## Begin Extracted entries

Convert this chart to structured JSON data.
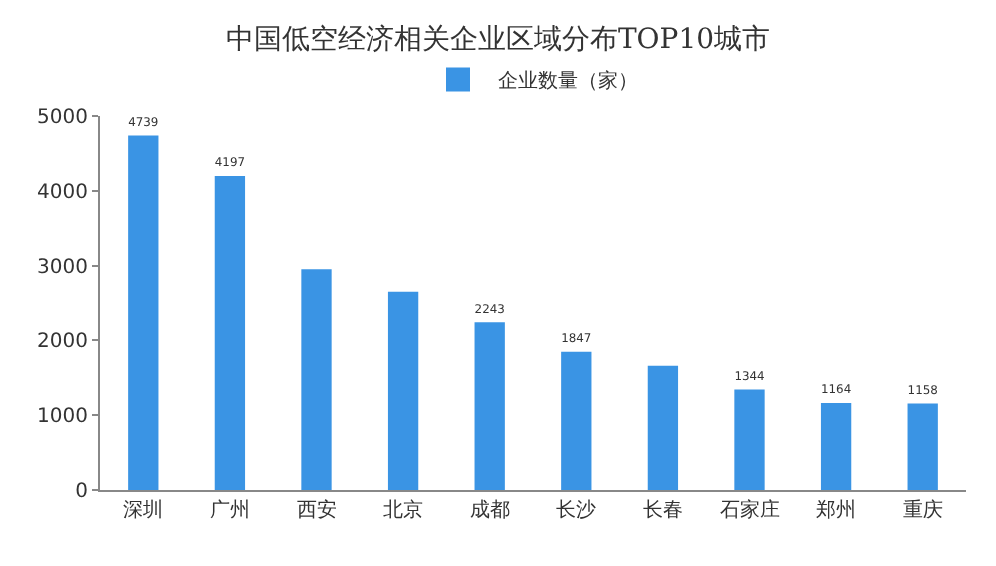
{
  "chart_data": {
    "type": "bar",
    "title": "中国低空经济相关企业区域分布TOP10城市",
    "categories": [
      "深圳",
      "广州",
      "西安",
      "北京",
      "成都",
      "长沙",
      "长春",
      "石家庄",
      "郑州",
      "重庆"
    ],
    "series": [
      {
        "name": "企业数量（家）",
        "color": "#3a94e4",
        "values": [
          4739,
          4197,
          2950,
          2650,
          2243,
          1847,
          1660,
          1344,
          1164,
          1158
        ],
        "value_labels": [
          "4739",
          "4197",
          null,
          null,
          "2243",
          "1847",
          null,
          "1344",
          "1164",
          "1158"
        ]
      }
    ],
    "ylim": [
      0,
      5000
    ],
    "yticks": [
      0,
      1000,
      2000,
      3000,
      4000,
      5000
    ],
    "grid": false,
    "legend": "top"
  }
}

## End Extracted entries

| Task description |
All of the data above should be transcribed verbatim, with pictures omitted.

| Exercise output |
Convert this chart to structured JSON data.
{
  "chart_data": {
    "type": "bar",
    "title": "中国低空经济相关企业区域分布TOP10城市",
    "categories": [
      "深圳",
      "广州",
      "西安",
      "北京",
      "成都",
      "长沙",
      "长春",
      "石家庄",
      "郑州",
      "重庆"
    ],
    "series": [
      {
        "name": "企业数量（家）",
        "color": "#3a94e4",
        "values": [
          4739,
          4197,
          2950,
          2650,
          2243,
          1847,
          1660,
          1344,
          1164,
          1158
        ],
        "value_labels": [
          "4739",
          "4197",
          null,
          null,
          "2243",
          "1847",
          null,
          "1344",
          "1164",
          "1158"
        ]
      }
    ],
    "ylim": [
      0,
      5000
    ],
    "yticks": [
      0,
      1000,
      2000,
      3000,
      4000,
      5000
    ],
    "grid": false,
    "legend": "top"
  }
}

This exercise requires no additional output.